● **Written task**
Give the material once more, word for word, without any images.

* Begin Records shown *

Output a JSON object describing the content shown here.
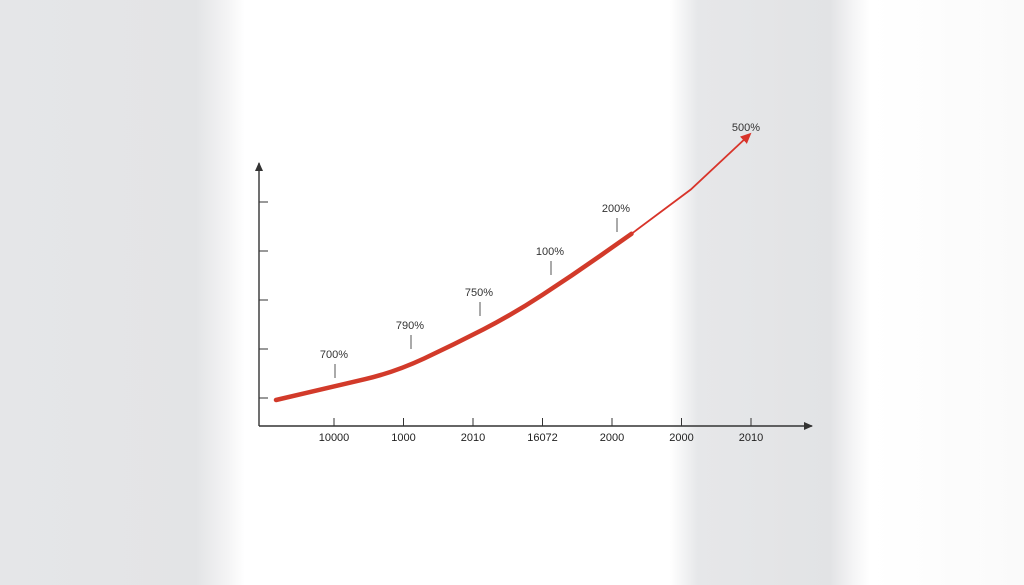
{
  "chart_data": {
    "type": "line",
    "title": "",
    "xlabel": "",
    "ylabel": "",
    "x_tick_labels": [
      "10000",
      "1000",
      "2010",
      "16072",
      "2000",
      "2000",
      "2010"
    ],
    "y_tick_count": 5,
    "series": [
      {
        "values": [
          0,
          0.05,
          0.1,
          0.2,
          0.31,
          0.45,
          0.6,
          0.76,
          0.96
        ]
      }
    ],
    "annotations": [
      "700%",
      "790%",
      "750%",
      "100%",
      "200%",
      "500%"
    ],
    "grid": false,
    "legend": "none",
    "colors": {
      "series": "#d23a2a",
      "axis": "#333333",
      "arrow": "#d8342a"
    }
  }
}
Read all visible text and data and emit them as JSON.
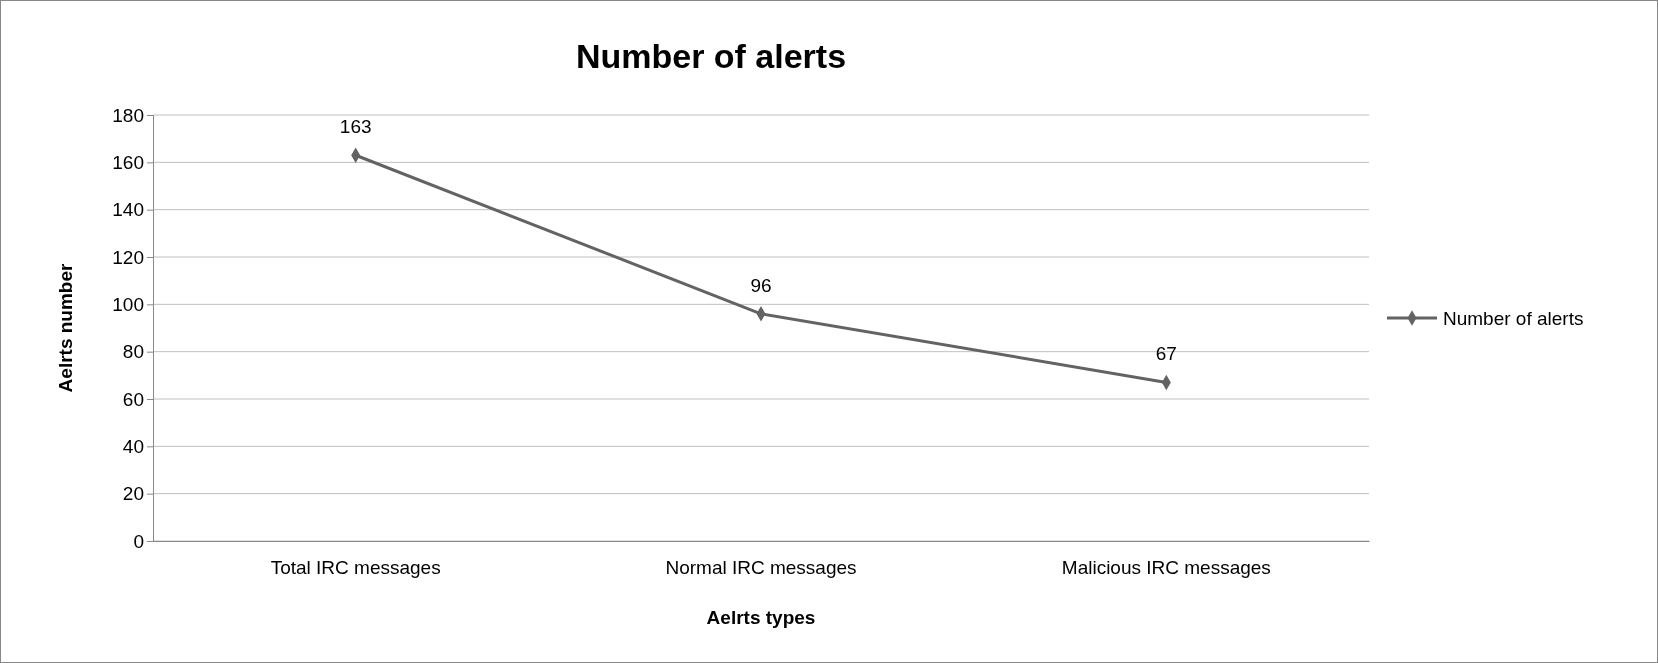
{
  "chart_data": {
    "type": "line",
    "title": "Number of alerts",
    "xlabel": "Aelrts types",
    "ylabel": "Aelrts number",
    "categories": [
      "Total IRC messages",
      "Normal IRC messages",
      "Malicious IRC messages"
    ],
    "series": [
      {
        "name": "Number of alerts",
        "color": "#636363",
        "values": [
          163,
          96,
          67
        ]
      }
    ],
    "ylim": [
      0,
      180
    ],
    "yticks": [
      0,
      20,
      40,
      60,
      80,
      100,
      120,
      140,
      160,
      180
    ],
    "grid": "y",
    "legend": "right",
    "marker": "diamond",
    "line_style": "solid",
    "data_labels": true
  }
}
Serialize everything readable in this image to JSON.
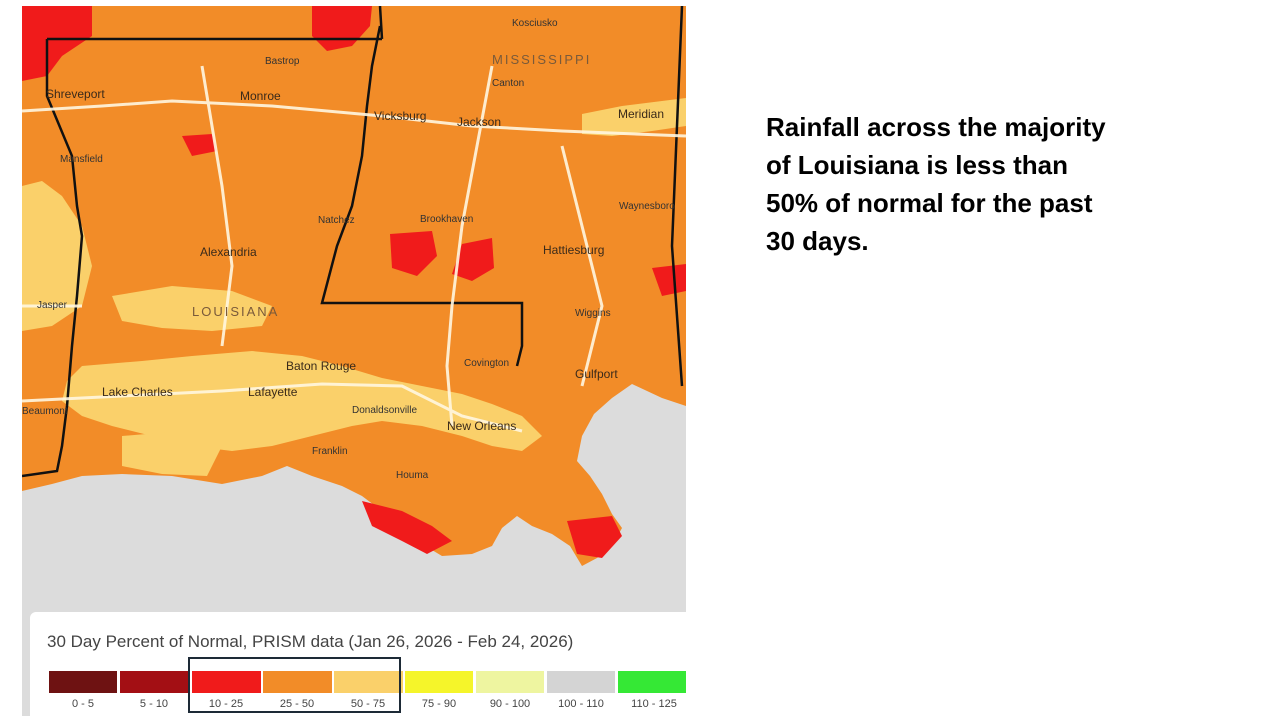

* End Records shown *

● **Full response**
Output a JSON object describing the content shown here.
{
  "chart_data": {
    "type": "line",
    "title": "",
    "xlabel": "",
    "ylabel": "",
    "x_tick_labels": [
      "10000",
      "1000",
      "2010",
      "16072",
      "2000",
      "2000",
      "2010"
    ],
    "y_tick_count": 5,
    "series": [
      {
        "values": [
          0,
          0.05,
          0.1,
          0.2,
          0.31,
          0.45,
          0.6,
          0.76,
          0.96
        ]
      }
    ],
    "annotations": [
      "700%",
      "790%",
      "750%",
      "100%",
      "200%",
      "500%"
    ],
    "grid": false,
    "legend": "none",
    "colors": {
      "series": "#d23a2a",
      "axis": "#333333",
      "arrow": "#d8342a"
    }
  }
}
Read all visible text and data and emit them as JSON.
{
  "chart_data": {
    "type": "line",
    "title": "Number of alerts",
    "xlabel": "Aelrts types",
    "ylabel": "Aelrts number",
    "categories": [
      "Total IRC messages",
      "Normal IRC messages",
      "Malicious IRC messages"
    ],
    "series": [
      {
        "name": "Number of alerts",
        "color": "#636363",
        "values": [
          163,
          96,
          67
        ]
      }
    ],
    "ylim": [
      0,
      180
    ],
    "yticks": [
      0,
      20,
      40,
      60,
      80,
      100,
      120,
      140,
      160,
      180
    ],
    "grid": "y",
    "legend": "right",
    "marker": "diamond",
    "line_style": "solid",
    "data_labels": true
  }
}
Serialize everything readable in this image to JSON.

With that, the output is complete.